◆ Material for the task ◆
■ ■ ■

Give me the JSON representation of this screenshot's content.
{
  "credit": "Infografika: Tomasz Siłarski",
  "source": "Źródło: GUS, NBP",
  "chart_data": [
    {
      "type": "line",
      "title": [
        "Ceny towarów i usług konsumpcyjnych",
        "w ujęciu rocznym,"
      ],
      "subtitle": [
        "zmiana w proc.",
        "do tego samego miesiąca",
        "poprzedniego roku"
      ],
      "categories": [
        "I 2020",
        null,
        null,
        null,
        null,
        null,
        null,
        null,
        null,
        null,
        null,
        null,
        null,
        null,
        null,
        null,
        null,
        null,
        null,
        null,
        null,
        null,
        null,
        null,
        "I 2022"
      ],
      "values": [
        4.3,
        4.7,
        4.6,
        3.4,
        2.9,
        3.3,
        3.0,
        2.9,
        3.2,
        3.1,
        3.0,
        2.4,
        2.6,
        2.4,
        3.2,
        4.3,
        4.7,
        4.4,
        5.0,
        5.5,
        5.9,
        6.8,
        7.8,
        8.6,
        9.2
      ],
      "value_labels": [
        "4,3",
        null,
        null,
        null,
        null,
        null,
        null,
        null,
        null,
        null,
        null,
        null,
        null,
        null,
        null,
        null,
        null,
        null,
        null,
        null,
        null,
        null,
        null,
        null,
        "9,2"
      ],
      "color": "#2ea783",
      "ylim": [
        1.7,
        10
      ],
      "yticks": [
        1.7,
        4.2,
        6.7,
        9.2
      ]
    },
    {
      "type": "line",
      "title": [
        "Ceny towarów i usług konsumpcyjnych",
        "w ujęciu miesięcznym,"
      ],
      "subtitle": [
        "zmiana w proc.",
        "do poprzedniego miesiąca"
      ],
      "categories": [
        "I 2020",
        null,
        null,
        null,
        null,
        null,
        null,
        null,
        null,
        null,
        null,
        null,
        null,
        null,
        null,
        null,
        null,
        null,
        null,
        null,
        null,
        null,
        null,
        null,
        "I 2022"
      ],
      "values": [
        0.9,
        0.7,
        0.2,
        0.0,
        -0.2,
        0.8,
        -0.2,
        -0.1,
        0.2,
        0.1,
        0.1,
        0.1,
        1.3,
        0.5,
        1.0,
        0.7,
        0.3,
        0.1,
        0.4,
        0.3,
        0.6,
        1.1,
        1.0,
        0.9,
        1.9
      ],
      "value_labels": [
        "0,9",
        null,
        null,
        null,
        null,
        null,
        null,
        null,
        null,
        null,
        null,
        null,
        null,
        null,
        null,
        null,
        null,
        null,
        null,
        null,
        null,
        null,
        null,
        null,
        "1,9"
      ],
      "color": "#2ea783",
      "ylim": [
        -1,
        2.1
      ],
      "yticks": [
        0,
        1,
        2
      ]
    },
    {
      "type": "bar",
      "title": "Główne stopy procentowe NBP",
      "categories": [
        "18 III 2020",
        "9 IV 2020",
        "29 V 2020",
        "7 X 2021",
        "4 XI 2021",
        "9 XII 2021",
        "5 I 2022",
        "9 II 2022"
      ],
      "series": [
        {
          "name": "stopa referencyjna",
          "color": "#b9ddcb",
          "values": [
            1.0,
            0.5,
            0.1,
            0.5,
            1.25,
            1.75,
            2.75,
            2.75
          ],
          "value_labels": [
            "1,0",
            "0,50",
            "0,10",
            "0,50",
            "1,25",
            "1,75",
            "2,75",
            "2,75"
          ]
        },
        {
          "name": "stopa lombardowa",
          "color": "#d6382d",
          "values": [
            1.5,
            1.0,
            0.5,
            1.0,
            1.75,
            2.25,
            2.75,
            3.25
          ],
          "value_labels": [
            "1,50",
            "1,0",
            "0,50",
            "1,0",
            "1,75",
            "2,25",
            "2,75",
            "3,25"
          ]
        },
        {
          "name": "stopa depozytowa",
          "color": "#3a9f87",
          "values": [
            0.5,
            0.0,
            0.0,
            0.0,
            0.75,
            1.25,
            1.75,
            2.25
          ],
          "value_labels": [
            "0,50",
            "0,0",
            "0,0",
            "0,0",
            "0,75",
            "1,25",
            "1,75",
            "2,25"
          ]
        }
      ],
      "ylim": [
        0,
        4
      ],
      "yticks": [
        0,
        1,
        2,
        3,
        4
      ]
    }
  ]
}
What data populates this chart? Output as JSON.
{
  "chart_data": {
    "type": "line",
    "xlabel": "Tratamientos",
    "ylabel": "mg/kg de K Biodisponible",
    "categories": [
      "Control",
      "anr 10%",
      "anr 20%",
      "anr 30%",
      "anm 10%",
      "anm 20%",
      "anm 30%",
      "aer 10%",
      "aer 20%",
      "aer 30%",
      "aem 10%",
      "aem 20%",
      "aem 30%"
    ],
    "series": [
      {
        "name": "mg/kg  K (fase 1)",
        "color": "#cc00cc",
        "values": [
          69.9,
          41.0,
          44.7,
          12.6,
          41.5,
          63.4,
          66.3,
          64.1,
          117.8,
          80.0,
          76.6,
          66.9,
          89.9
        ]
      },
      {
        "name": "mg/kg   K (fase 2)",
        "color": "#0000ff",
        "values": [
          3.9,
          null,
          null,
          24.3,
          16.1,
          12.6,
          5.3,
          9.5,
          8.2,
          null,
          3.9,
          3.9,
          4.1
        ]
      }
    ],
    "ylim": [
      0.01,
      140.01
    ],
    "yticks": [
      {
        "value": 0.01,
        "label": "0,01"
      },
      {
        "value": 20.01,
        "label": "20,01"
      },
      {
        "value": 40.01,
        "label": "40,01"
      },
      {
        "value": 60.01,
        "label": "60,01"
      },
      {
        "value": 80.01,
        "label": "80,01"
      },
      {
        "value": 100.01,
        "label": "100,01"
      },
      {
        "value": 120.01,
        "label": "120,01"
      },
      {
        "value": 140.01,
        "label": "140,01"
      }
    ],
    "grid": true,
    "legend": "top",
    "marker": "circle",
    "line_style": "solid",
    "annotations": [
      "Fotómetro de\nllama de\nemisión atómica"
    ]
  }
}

■ ■ ■

◆ Task brief ◆
Send back each record exactly as it stands.

◆ Finished exercise ◆
Give me the JSON representation of this screenshot's content.
{
  "credit": "Infografika: Tomasz Siłarski",
  "source": "Źródło: GUS, NBP",
  "chart_data": [
    {
      "type": "line",
      "title": [
        "Ceny towarów i usług konsumpcyjnych",
        "w ujęciu rocznym,"
      ],
      "subtitle": [
        "zmiana w proc.",
        "do tego samego miesiąca",
        "poprzedniego roku"
      ],
      "categories": [
        "I 2020",
        null,
        null,
        null,
        null,
        null,
        null,
        null,
        null,
        null,
        null,
        null,
        null,
        null,
        null,
        null,
        null,
        null,
        null,
        null,
        null,
        null,
        null,
        null,
        "I 2022"
      ],
      "values": [
        4.3,
        4.7,
        4.6,
        3.4,
        2.9,
        3.3,
        3.0,
        2.9,
        3.2,
        3.1,
        3.0,
        2.4,
        2.6,
        2.4,
        3.2,
        4.3,
        4.7,
        4.4,
        5.0,
        5.5,
        5.9,
        6.8,
        7.8,
        8.6,
        9.2
      ],
      "value_labels": [
        "4,3",
        null,
        null,
        null,
        null,
        null,
        null,
        null,
        null,
        null,
        null,
        null,
        null,
        null,
        null,
        null,
        null,
        null,
        null,
        null,
        null,
        null,
        null,
        null,
        "9,2"
      ],
      "color": "#2ea783",
      "ylim": [
        1.7,
        10
      ],
      "yticks": [
        1.7,
        4.2,
        6.7,
        9.2
      ]
    },
    {
      "type": "line",
      "title": [
        "Ceny towarów i usług konsumpcyjnych",
        "w ujęciu miesięcznym,"
      ],
      "subtitle": [
        "zmiana w proc.",
        "do poprzedniego miesiąca"
      ],
      "categories": [
        "I 2020",
        null,
        null,
        null,
        null,
        null,
        null,
        null,
        null,
        null,
        null,
        null,
        null,
        null,
        null,
        null,
        null,
        null,
        null,
        null,
        null,
        null,
        null,
        null,
        "I 2022"
      ],
      "values": [
        0.9,
        0.7,
        0.2,
        0.0,
        -0.2,
        0.8,
        -0.2,
        -0.1,
        0.2,
        0.1,
        0.1,
        0.1,
        1.3,
        0.5,
        1.0,
        0.7,
        0.3,
        0.1,
        0.4,
        0.3,
        0.6,
        1.1,
        1.0,
        0.9,
        1.9
      ],
      "value_labels": [
        "0,9",
        null,
        null,
        null,
        null,
        null,
        null,
        null,
        null,
        null,
        null,
        null,
        null,
        null,
        null,
        null,
        null,
        null,
        null,
        null,
        null,
        null,
        null,
        null,
        "1,9"
      ],
      "color": "#2ea783",
      "ylim": [
        -1,
        2.1
      ],
      "yticks": [
        0,
        1,
        2
      ]
    },
    {
      "type": "bar",
      "title": "Główne stopy procentowe NBP",
      "categories": [
        "18 III 2020",
        "9 IV 2020",
        "29 V 2020",
        "7 X 2021",
        "4 XI 2021",
        "9 XII 2021",
        "5 I 2022",
        "9 II 2022"
      ],
      "series": [
        {
          "name": "stopa referencyjna",
          "color": "#b9ddcb",
          "values": [
            1.0,
            0.5,
            0.1,
            0.5,
            1.25,
            1.75,
            2.75,
            2.75
          ],
          "value_labels": [
            "1,0",
            "0,50",
            "0,10",
            "0,50",
            "1,25",
            "1,75",
            "2,75",
            "2,75"
          ]
        },
        {
          "name": "stopa lombardowa",
          "color": "#d6382d",
          "values": [
            1.5,
            1.0,
            0.5,
            1.0,
            1.75,
            2.25,
            2.75,
            3.25
          ],
          "value_labels": [
            "1,50",
            "1,0",
            "0,50",
            "1,0",
            "1,75",
            "2,25",
            "2,75",
            "3,25"
          ]
        },
        {
          "name": "stopa depozytowa",
          "color": "#3a9f87",
          "values": [
            0.5,
            0.0,
            0.0,
            0.0,
            0.75,
            1.25,
            1.75,
            2.25
          ],
          "value_labels": [
            "0,50",
            "0,0",
            "0,0",
            "0,0",
            "0,75",
            "1,25",
            "1,75",
            "2,25"
          ]
        }
      ],
      "ylim": [
        0,
        4
      ],
      "yticks": [
        0,
        1,
        2,
        3,
        4
      ]
    }
  ]
}
What data populates this chart? Output as JSON.
{
  "chart_data": {
    "type": "line",
    "xlabel": "Tratamientos",
    "ylabel": "mg/kg de K Biodisponible",
    "categories": [
      "Control",
      "anr 10%",
      "anr 20%",
      "anr 30%",
      "anm 10%",
      "anm 20%",
      "anm 30%",
      "aer 10%",
      "aer 20%",
      "aer 30%",
      "aem 10%",
      "aem 20%",
      "aem 30%"
    ],
    "series": [
      {
        "name": "mg/kg  K (fase 1)",
        "color": "#cc00cc",
        "values": [
          69.9,
          41.0,
          44.7,
          12.6,
          41.5,
          63.4,
          66.3,
          64.1,
          117.8,
          80.0,
          76.6,
          66.9,
          89.9
        ]
      },
      {
        "name": "mg/kg   K (fase 2)",
        "color": "#0000ff",
        "values": [
          3.9,
          null,
          null,
          24.3,
          16.1,
          12.6,
          5.3,
          9.5,
          8.2,
          null,
          3.9,
          3.9,
          4.1
        ]
      }
    ],
    "ylim": [
      0.01,
      140.01
    ],
    "yticks": [
      {
        "value": 0.01,
        "label": "0,01"
      },
      {
        "value": 20.01,
        "label": "20,01"
      },
      {
        "value": 40.01,
        "label": "40,01"
      },
      {
        "value": 60.01,
        "label": "60,01"
      },
      {
        "value": 80.01,
        "label": "80,01"
      },
      {
        "value": 100.01,
        "label": "100,01"
      },
      {
        "value": 120.01,
        "label": "120,01"
      },
      {
        "value": 140.01,
        "label": "140,01"
      }
    ],
    "grid": true,
    "legend": "top",
    "marker": "circle",
    "line_style": "solid",
    "annotations": [
      "Fotómetro de\nllama de\nemisión atómica"
    ]
  }
}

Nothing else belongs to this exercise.